EXERCISE AIM →
Read the listing and extract each line that includes the word "Drawing".

RECORDS SHOWN →
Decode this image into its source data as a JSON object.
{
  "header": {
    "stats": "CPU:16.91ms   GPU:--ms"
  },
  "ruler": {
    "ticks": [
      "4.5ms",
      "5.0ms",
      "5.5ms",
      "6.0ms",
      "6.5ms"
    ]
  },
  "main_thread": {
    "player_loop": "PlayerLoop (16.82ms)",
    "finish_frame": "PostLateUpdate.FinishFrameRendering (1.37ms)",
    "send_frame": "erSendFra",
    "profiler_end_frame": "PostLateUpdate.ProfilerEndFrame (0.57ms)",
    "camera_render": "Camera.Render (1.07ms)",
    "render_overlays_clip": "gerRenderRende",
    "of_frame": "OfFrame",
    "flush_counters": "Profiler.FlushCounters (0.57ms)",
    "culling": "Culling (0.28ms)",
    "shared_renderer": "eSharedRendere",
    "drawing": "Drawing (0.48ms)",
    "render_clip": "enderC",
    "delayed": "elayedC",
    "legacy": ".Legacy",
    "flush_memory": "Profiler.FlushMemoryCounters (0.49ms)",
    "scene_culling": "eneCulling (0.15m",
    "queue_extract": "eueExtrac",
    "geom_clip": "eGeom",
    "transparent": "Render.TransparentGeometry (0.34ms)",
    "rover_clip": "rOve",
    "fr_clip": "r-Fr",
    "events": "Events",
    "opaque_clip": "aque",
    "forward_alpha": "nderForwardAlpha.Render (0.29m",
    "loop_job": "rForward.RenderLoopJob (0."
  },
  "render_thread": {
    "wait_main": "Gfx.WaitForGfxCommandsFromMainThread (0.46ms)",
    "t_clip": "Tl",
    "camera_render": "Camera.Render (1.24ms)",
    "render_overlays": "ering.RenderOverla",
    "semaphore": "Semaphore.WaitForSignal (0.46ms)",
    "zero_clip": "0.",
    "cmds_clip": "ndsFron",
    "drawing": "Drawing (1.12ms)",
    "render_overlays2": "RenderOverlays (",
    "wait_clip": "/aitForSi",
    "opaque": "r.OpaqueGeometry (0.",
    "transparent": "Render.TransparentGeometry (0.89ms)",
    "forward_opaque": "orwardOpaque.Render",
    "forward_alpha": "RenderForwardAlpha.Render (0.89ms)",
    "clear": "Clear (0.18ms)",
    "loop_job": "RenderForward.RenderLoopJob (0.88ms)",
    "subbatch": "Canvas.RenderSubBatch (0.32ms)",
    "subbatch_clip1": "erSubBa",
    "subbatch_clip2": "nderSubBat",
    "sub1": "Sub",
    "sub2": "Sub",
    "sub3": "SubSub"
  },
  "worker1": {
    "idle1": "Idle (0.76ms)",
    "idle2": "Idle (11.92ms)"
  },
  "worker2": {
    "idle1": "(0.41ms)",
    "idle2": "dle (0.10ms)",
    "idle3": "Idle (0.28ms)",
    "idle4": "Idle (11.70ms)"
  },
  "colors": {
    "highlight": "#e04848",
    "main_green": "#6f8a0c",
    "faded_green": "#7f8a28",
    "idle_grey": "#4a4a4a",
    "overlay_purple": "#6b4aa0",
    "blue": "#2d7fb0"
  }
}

EXPECTED ANSWER →
    "drawing": "Drawing (0.48ms)",
    "drawing": "Drawing (1.12ms)",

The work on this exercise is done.